# Discussion about BackBlaze as a source for drive reliability data



## lexluthermiester (Jul 24, 2021)

I discussion was going on that was off-topic for the thread it was in and needed a new home. And away we go...



R-T-B said:


> Backblaze also doesn't fair so well if you take a close look at their numbers (or a different year with different conclusions, for that matter). There is a lot wrong with using them for any kind of generalized conclusion.


I've never seen any major issues with their data.



R-T-B said:


> I exclude them from my stats with good rationale.


Because of course you would. But Ok, got any *other* data that is publicly available that shows usage and failure rates of such a large number of drives we can cite? BackBlaze, to my knowledge, is the only source for data like this where sample size is very large and data disclosure is frequent.


----------



## newtekie1 (Jul 24, 2021)

This discussion has been hashed out several times now, basically every time someone brings up Backblaze's data.

The fact is their data is a marketing tool for them, but it has no usefulness for average consumers of hard drives that run them in a single drive configuration.  And their data isn't even really that accurate, as they have said they leave out models that have 100% failure rates in their environment.

Hard drives in general have low failure rates, but they fail. Never trust a hard drive(or any form of data storage), always have a backup. /Thread


----------



## R-T-B (Jul 24, 2021)

lexluthermiester said:


> I've never seen any major issues with their data.


Really?  The fact that they deploy more Seagate than any other brand does not bother you from a sample size perspective?

The fact that they use client drives in environments unsuitable for said drives does not bother you?

That's just scratching the surface.



lexluthermiester said:


> Because of course you would. But Ok, got any *other* data that is publicly available that shows usage and failure rates of such a large number of drives we can cite?


PugetSystems deals with a lot of drives.  I'll dig it up, a moment.









						What is the most reliable hardware in our Puget Systems workstations?
					

Here at Puget Systems, our goal is not only to provide the fastest workstations possible, but the most reliable as well. As a part of our constant drive to offer only the highest quality components possible, we track and regularly review the failure rates for each part we carry. Today, we want...




					www.pugetsystems.com
				




Mind you, their data seems to be opaque, and it only shows WDD, which was the winner in 2019 stats for them.  It's thus also flawed.  Still, it does establish a bit of a trend.

But that wasn't really my initial point, which in the thread that started this, which was that bad data is not a valid basis on which to make ANY kind of generalized trend or accusation claim.  Just because it's the only data does not make it good.  Ancedotes are also not good.  They can maybe help you guess but you can't make any hard claims on them.


----------



## lexluthermiester (Jul 25, 2021)

R-T-B said:


> Really? The fact that they deploy more Seagate than any other brand does not bother you from a sample size perspective?


No. They show the failure rates based on drive model, not by manufacturer.


R-T-B said:


> The fact that they use client drives in environments unsuitable for said drives does not bother you?


No. Who defines "environmental suitability"? You? In drive racks, the drives are kept cool by way of very powerful and very LOUD fans. Cooling is not an issue, nor is power delivery. So we can rule out those two problems as sources for inducing potential failure. So the statement of "environments unsuitable for said drives" is completely opinion and that's all it is. The merit of use-case suitability is not a factor in the numbers subject to question.

-*-

_WHAT YOU NEED TO DO_
1. Do these statements agree with the Backblaze thread? For each one, answer yes or no and quote the words from the thread that settle it.
(a) One poster says Backblaze leaves out drive models that have a 100% failure rate in its environment.
(b) The Puget Systems data that R-T-B links covers drives from several makers.
(c) lexluthermiester says Backblaze reports failure rates by manufacturer.
2. Write the next part of the Backblaze thread, picking up right after its last sentence.
The data that comes after the Backblaze thread is separate material.

_DATA SECTION_
-*-

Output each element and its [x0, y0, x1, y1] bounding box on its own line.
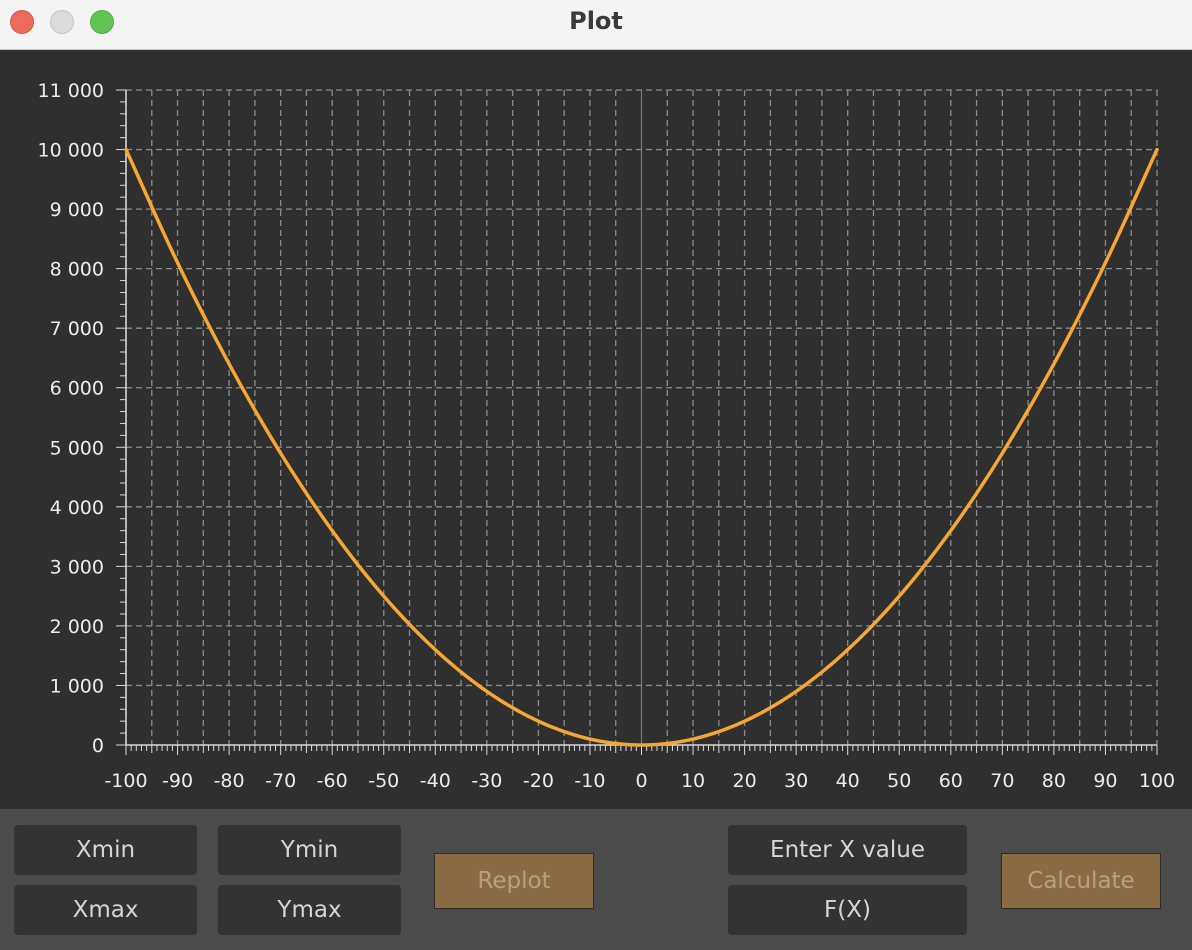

-*-

_RESULTS OF THE EXERCISE_
1.
(a) Yes: "they have said they leave out models that have 100% failure rates in their environment."
(b) No: "it only shows WDD"
(c) No: "They show the failure rates based on drive model, not by manufacturer."

2.
R-T-B said:


> That's just scratching the surface.


Oh please, do continue.


R-T-B said:


> which was that bad data is not a valid basis on which to make ANY kind of generalized trend or accusation claim


But calling it bad data is a matter of opinion. So far that's all that is being offered, opinion. BackBlaze offers data and numbers in good faith to show the performance of the drives they use. The data appears to be factual and as such you have little to no basis to claim the data has no merit or is not valid. Unless you are going to call them liars. Is that what you are doing?


----------



## R-T-B (Jul 25, 2021)

lexluthermiester said:


> They show the failure rates based on drive model, not by manufacturer.


And the quantities listed in their samples?  Certain drives have dozens, others thousands.  This does not bother you?

I suggest you really take a hard look at the tables provided.



lexluthermiester said:


> In drive racks, the drives are kept cool by way of very powerful and very LOUD fans.


At Backblaze?  No, not really.  They use consumer drive enclosures IIRC.  Everything about them is designed to minimize costs (hence not enterprise drives).  

Not that it matters, it's far more than temps that differ in this usage case.



lexluthermiester said:


> Unless you are going to call them liars. Is that what you are doing?


I'm not appreciating you putting words in my mouth.  It's their own data claims of methodology that bother me, so I'm obviously trusting their data.


----------



## hat (Jul 25, 2021)

newtekie1 said:


> This discussion has been hashed out several times now, basically every time someone brings up Backblaze's data.
> 
> The fact is their data is a marketing tool for them, but it has no usefulness for average consumers of hard drives that run them in a single drive configuration.  And their data isn't even really that accurate, as they have said they leave out models that have 100% failure rates in their environment.
> 
> Hard drives in general have low failure rates, but they fail. Never trust a hard drive(or any form of data storage), always have a backup. /Thread


You win an internet.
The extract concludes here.